Document structure recognition data

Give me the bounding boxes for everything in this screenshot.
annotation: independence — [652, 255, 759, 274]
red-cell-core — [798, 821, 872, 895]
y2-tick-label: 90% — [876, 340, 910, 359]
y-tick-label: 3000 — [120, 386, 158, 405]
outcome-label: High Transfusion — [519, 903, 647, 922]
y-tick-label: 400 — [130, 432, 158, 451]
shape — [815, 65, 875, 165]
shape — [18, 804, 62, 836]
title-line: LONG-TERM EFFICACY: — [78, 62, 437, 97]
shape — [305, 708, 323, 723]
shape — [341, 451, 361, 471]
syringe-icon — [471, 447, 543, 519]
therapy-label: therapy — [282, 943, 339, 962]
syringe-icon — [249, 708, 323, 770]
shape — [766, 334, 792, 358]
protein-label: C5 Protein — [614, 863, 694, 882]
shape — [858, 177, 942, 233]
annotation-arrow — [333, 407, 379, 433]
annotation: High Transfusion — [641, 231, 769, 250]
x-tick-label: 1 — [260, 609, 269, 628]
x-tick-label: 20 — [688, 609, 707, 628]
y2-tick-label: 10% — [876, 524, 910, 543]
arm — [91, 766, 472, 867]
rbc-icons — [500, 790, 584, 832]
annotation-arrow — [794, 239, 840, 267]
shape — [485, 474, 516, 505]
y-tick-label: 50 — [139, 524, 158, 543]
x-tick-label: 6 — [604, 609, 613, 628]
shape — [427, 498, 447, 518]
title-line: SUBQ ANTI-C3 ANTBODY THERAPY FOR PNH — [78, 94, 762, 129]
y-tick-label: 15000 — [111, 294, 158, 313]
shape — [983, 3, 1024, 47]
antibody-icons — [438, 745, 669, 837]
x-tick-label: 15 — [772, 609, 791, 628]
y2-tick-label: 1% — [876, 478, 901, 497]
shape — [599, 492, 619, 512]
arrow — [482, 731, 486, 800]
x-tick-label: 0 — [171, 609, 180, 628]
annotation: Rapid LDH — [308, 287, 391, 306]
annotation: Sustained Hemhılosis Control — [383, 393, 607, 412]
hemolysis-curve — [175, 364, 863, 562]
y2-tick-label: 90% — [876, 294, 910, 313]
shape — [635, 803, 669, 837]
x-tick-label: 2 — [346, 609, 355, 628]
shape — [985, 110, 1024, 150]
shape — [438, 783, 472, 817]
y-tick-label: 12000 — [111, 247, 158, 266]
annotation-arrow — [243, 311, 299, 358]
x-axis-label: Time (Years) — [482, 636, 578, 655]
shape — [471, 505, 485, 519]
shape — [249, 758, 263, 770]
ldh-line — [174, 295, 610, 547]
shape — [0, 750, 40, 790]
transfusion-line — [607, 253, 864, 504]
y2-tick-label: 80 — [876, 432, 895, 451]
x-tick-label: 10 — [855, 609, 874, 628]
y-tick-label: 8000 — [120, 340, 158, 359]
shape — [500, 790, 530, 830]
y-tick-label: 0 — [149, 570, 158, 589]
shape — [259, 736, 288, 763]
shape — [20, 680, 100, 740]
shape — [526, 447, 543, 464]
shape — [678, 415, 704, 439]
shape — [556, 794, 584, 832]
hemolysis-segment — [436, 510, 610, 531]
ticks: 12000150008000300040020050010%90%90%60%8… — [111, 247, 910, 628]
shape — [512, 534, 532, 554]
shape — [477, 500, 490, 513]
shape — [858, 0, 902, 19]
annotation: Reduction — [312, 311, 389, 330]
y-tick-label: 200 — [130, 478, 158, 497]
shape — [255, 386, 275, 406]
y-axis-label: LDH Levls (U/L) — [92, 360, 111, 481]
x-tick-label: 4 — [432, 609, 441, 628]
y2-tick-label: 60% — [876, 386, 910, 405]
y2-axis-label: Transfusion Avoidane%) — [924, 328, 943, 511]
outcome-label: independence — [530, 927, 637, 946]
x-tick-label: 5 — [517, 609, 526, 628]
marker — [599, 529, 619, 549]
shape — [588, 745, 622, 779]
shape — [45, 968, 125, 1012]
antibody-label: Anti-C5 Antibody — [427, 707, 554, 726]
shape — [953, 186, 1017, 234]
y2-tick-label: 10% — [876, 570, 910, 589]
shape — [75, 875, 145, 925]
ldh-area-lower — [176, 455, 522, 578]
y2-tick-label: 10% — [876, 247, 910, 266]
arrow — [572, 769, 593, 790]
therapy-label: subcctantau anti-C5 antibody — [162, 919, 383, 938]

**Exercise aim:** Reproduce the preceding records exactly and completely.

**Answer box:**
Give me the bounding boxes for everything in this screenshot.
annotation: independence — [652, 255, 759, 274]
red-cell-core — [798, 821, 872, 895]
y2-tick-label: 90% — [876, 340, 910, 359]
y-tick-label: 3000 — [120, 386, 158, 405]
outcome-label: High Transfusion — [519, 903, 647, 922]
y-tick-label: 400 — [130, 432, 158, 451]
shape — [815, 65, 875, 165]
shape — [18, 804, 62, 836]
title-line: LONG-TERM EFFICACY: — [78, 62, 437, 97]
shape — [305, 708, 323, 723]
shape — [341, 451, 361, 471]
syringe-icon — [471, 447, 543, 519]
therapy-label: therapy — [282, 943, 339, 962]
syringe-icon — [249, 708, 323, 770]
shape — [766, 334, 792, 358]
protein-label: C5 Protein — [614, 863, 694, 882]
shape — [858, 177, 942, 233]
annotation-arrow — [333, 407, 379, 433]
annotation: High Transfusion — [641, 231, 769, 250]
x-tick-label: 1 — [260, 609, 269, 628]
x-tick-label: 20 — [688, 609, 707, 628]
y2-tick-label: 10% — [876, 524, 910, 543]
arm — [91, 766, 472, 867]
rbc-icons — [500, 790, 584, 832]
annotation-arrow — [794, 239, 840, 267]
shape — [485, 474, 516, 505]
y-tick-label: 50 — [139, 524, 158, 543]
x-tick-label: 6 — [604, 609, 613, 628]
shape — [427, 498, 447, 518]
title-line: SUBQ ANTI-C3 ANTBODY THERAPY FOR PNH — [78, 94, 762, 129]
y-tick-label: 15000 — [111, 294, 158, 313]
shape — [983, 3, 1024, 47]
antibody-icons — [438, 745, 669, 837]
x-tick-label: 15 — [772, 609, 791, 628]
y2-tick-label: 1% — [876, 478, 901, 497]
shape — [599, 492, 619, 512]
arrow — [482, 731, 486, 800]
x-tick-label: 0 — [171, 609, 180, 628]
annotation: Rapid LDH — [308, 287, 391, 306]
annotation: Sustained Hemhılosis Control — [383, 393, 607, 412]
hemolysis-curve — [175, 364, 863, 562]
y2-tick-label: 90% — [876, 294, 910, 313]
shape — [635, 803, 669, 837]
x-tick-label: 2 — [346, 609, 355, 628]
shape — [985, 110, 1024, 150]
shape — [438, 783, 472, 817]
y-tick-label: 12000 — [111, 247, 158, 266]
annotation-arrow — [243, 311, 299, 358]
x-axis-label: Time (Years) — [482, 636, 578, 655]
shape — [471, 505, 485, 519]
shape — [249, 758, 263, 770]
ldh-line — [174, 295, 610, 547]
shape — [0, 750, 40, 790]
transfusion-line — [607, 253, 864, 504]
y2-tick-label: 80 — [876, 432, 895, 451]
x-tick-label: 10 — [855, 609, 874, 628]
y-tick-label: 8000 — [120, 340, 158, 359]
shape — [500, 790, 530, 830]
y-tick-label: 0 — [149, 570, 158, 589]
shape — [259, 736, 288, 763]
shape — [20, 680, 100, 740]
shape — [526, 447, 543, 464]
shape — [678, 415, 704, 439]
shape — [556, 794, 584, 832]
hemolysis-segment — [436, 510, 610, 531]
ticks: 12000150008000300040020050010%90%90%60%8… — [111, 247, 910, 628]
shape — [512, 534, 532, 554]
shape — [477, 500, 490, 513]
shape — [858, 0, 902, 19]
annotation: Reduction — [312, 311, 389, 330]
y-tick-label: 200 — [130, 478, 158, 497]
shape — [255, 386, 275, 406]
y-axis-label: LDH Levls (U/L) — [92, 360, 111, 481]
x-tick-label: 4 — [432, 609, 441, 628]
y2-tick-label: 60% — [876, 386, 910, 405]
y2-axis-label: Transfusion Avoidane%) — [924, 328, 943, 511]
outcome-label: independence — [530, 927, 637, 946]
x-tick-label: 5 — [517, 609, 526, 628]
marker — [599, 529, 619, 549]
shape — [588, 745, 622, 779]
shape — [45, 968, 125, 1012]
antibody-label: Anti-C5 Antibody — [427, 707, 554, 726]
shape — [953, 186, 1017, 234]
y2-tick-label: 10% — [876, 570, 910, 589]
shape — [75, 875, 145, 925]
ldh-area-lower — [176, 455, 522, 578]
y2-tick-label: 10% — [876, 247, 910, 266]
arrow — [572, 769, 593, 790]
therapy-label: subcctantau anti-C5 antibody — [162, 919, 383, 938]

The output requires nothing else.